» **Exercise**: Find every line in the records below that holds the word "highlights" and copy it.

» **Raw records**:
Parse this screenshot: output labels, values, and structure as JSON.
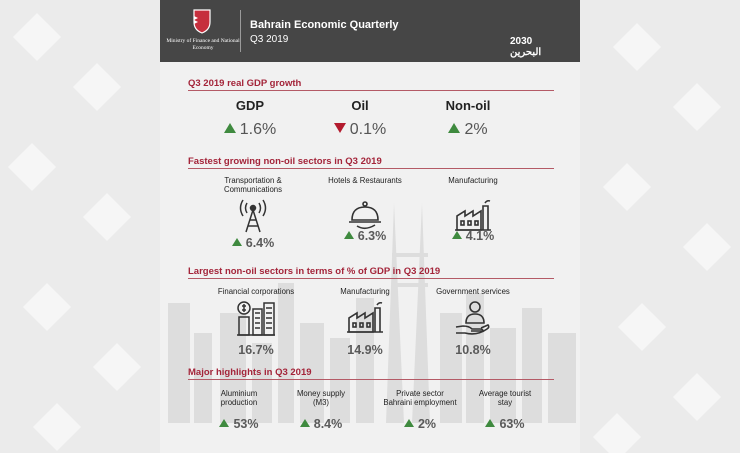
{
  "header": {
    "title": "Bahrain Economic Quarterly",
    "subtitle": "Q3 2019",
    "ministry": "Ministry of Finance and National Economy",
    "vision_logo": "2030 البحرين"
  },
  "colors": {
    "header_bg": "#464646",
    "accent": "#a4253a",
    "up": "#3f8a3f",
    "down": "#b31b2e"
  },
  "gdp": {
    "title": "Q3 2019 real GDP growth",
    "items": [
      {
        "label": "GDP",
        "value": "1.6%",
        "trend": "up"
      },
      {
        "label": "Oil",
        "value": "0.1%",
        "trend": "down"
      },
      {
        "label": "Non-oil",
        "value": "2%",
        "trend": "up"
      }
    ]
  },
  "fastest": {
    "title": "Fastest growing non-oil sectors in Q3 2019",
    "items": [
      {
        "label": "Transportation & Communications",
        "label_line1": "Transportation &",
        "label_line2": "Communications",
        "value": "6.4%",
        "icon": "antenna-tower-icon"
      },
      {
        "label": "Hotels & Restaurants",
        "value": "6.3%",
        "icon": "food-cloche-icon"
      },
      {
        "label": "Manufacturing",
        "value": "4.1%",
        "icon": "factory-icon"
      }
    ]
  },
  "largest": {
    "title": "Largest non-oil sectors in terms of % of GDP in Q3 2019",
    "items": [
      {
        "label": "Financial corporations",
        "value": "16.7%",
        "icon": "bank-towers-icon"
      },
      {
        "label": "Manufacturing",
        "value": "14.9%",
        "icon": "factory-icon"
      },
      {
        "label": "Government services",
        "value": "10.8%",
        "icon": "hand-person-icon"
      }
    ]
  },
  "highlights": {
    "title": "Major highlights in Q3 2019",
    "items": [
      {
        "label_line1": "Aluminium",
        "label_line2": "production",
        "value": "53%"
      },
      {
        "label_line1": "Money supply",
        "label_line2": "(M3)",
        "value": "8.4%"
      },
      {
        "label_line1": "Private sector",
        "label_line2": "Bahraini employment",
        "value": "2%"
      },
      {
        "label_line1": "Average tourist",
        "label_line2": "stay",
        "value": "63%"
      }
    ]
  }
}
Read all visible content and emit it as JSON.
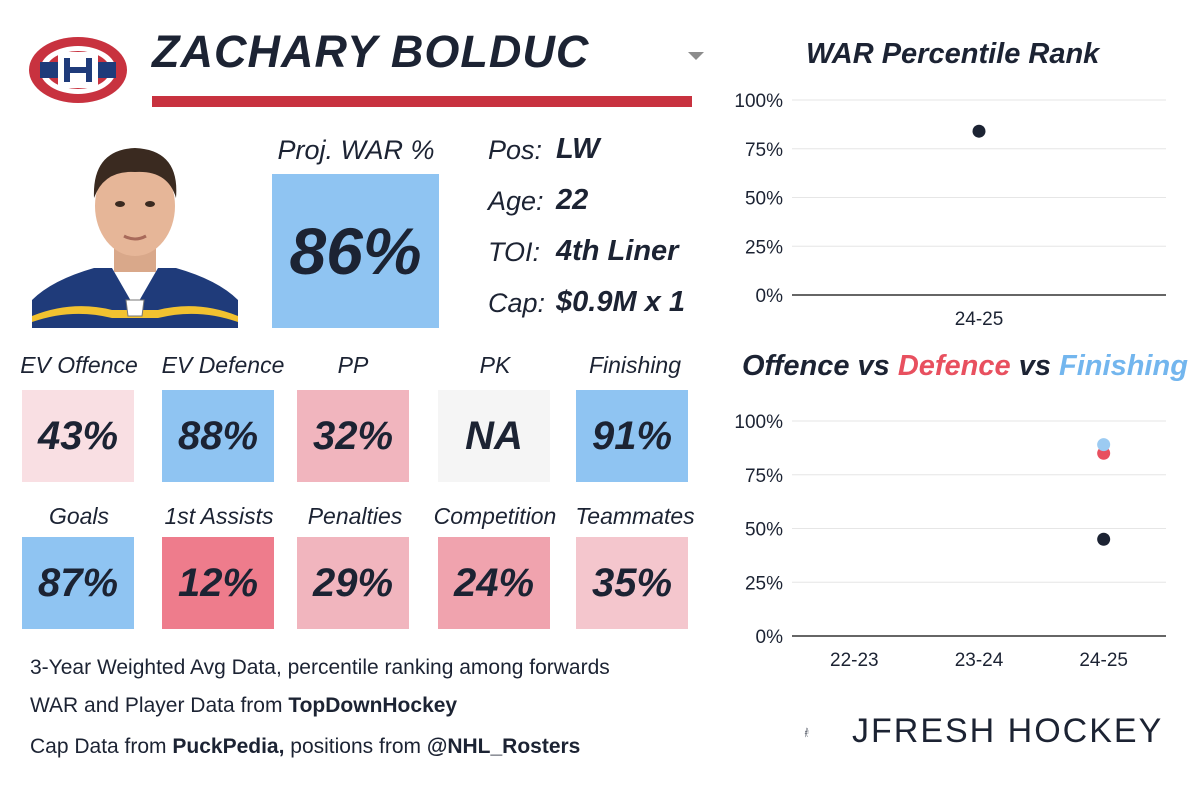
{
  "player": {
    "name": "ZACHARY BOLDUC",
    "proj_war_label": "Proj. WAR %",
    "proj_war_value": "86%",
    "proj_war_color": "#8fc4f2",
    "info": [
      {
        "label": "Pos:",
        "value": "LW"
      },
      {
        "label": "Age:",
        "value": "22"
      },
      {
        "label": "TOI:",
        "value": "4th Liner"
      },
      {
        "label": "Cap:",
        "value": "$0.9M x 1"
      }
    ]
  },
  "tiles_row1": [
    {
      "label": "EV Offence",
      "value": "43%",
      "color": "#f9dfe3"
    },
    {
      "label": "EV Defence",
      "value": "88%",
      "color": "#8fc4f2"
    },
    {
      "label": "PP",
      "value": "32%",
      "color": "#f1b5be"
    },
    {
      "label": "PK",
      "value": "NA",
      "color": "#f5f5f5"
    },
    {
      "label": "Finishing",
      "value": "91%",
      "color": "#8fc4f2"
    }
  ],
  "tiles_row2": [
    {
      "label": "Goals",
      "value": "87%",
      "color": "#8fc4f2"
    },
    {
      "label": "1st Assists",
      "value": "12%",
      "color": "#ee7c8c"
    },
    {
      "label": "Penalties",
      "value": "29%",
      "color": "#f1b5be"
    },
    {
      "label": "Competition",
      "value": "24%",
      "color": "#f0a3ae"
    },
    {
      "label": "Teammates",
      "value": "35%",
      "color": "#f4c6cd"
    }
  ],
  "footer": {
    "line1": "3-Year Weighted Avg Data, percentile ranking among forwards",
    "line2_prefix": "WAR and Player Data from ",
    "line2_bold": "TopDownHockey",
    "line3_prefix": "Cap Data from ",
    "line3_bold1": "PuckPedia,",
    "line3_mid": " positions from ",
    "line3_bold2": "@NHL_Rosters"
  },
  "brand": {
    "name": "JFRESH HOCKEY"
  },
  "icons": {
    "team_logo": "montreal-canadiens-logo-icon",
    "dropdown": "dropdown-arrow-icon",
    "brand_mark": "jfresh-hockey-stick-icon"
  },
  "chart_data": [
    {
      "type": "scatter",
      "title": "WAR Percentile Rank",
      "categories": [
        "24-25"
      ],
      "series": [
        {
          "values": [
            84
          ],
          "color": "#1c2333"
        }
      ],
      "yticks": [
        "100%",
        "75%",
        "50%",
        "25%",
        "0%"
      ],
      "ylim": [
        0,
        100
      ],
      "grid": true
    },
    {
      "type": "scatter",
      "title_parts": [
        {
          "text": "Offence",
          "color": "#1c2333"
        },
        {
          "text": " vs ",
          "color": "#1c2333"
        },
        {
          "text": "Defence",
          "color": "#e8505f"
        },
        {
          "text": " vs ",
          "color": "#1c2333"
        },
        {
          "text": "Finishing",
          "color": "#73b6ee"
        }
      ],
      "categories": [
        "22-23",
        "23-24",
        "24-25"
      ],
      "series": [
        {
          "name": "Offence",
          "values": [
            null,
            null,
            45
          ],
          "color": "#1c2333"
        },
        {
          "name": "Defence",
          "values": [
            null,
            null,
            85
          ],
          "color": "#e8505f"
        },
        {
          "name": "Finishing",
          "values": [
            null,
            null,
            89
          ],
          "color": "#9ccbf2"
        }
      ],
      "yticks": [
        "100%",
        "75%",
        "50%",
        "25%",
        "0%"
      ],
      "ylim": [
        0,
        100
      ],
      "grid": true
    }
  ]
}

» **Result for this exercise**:
  "highlights": {
    "title": "Major highlights in Q3 2019",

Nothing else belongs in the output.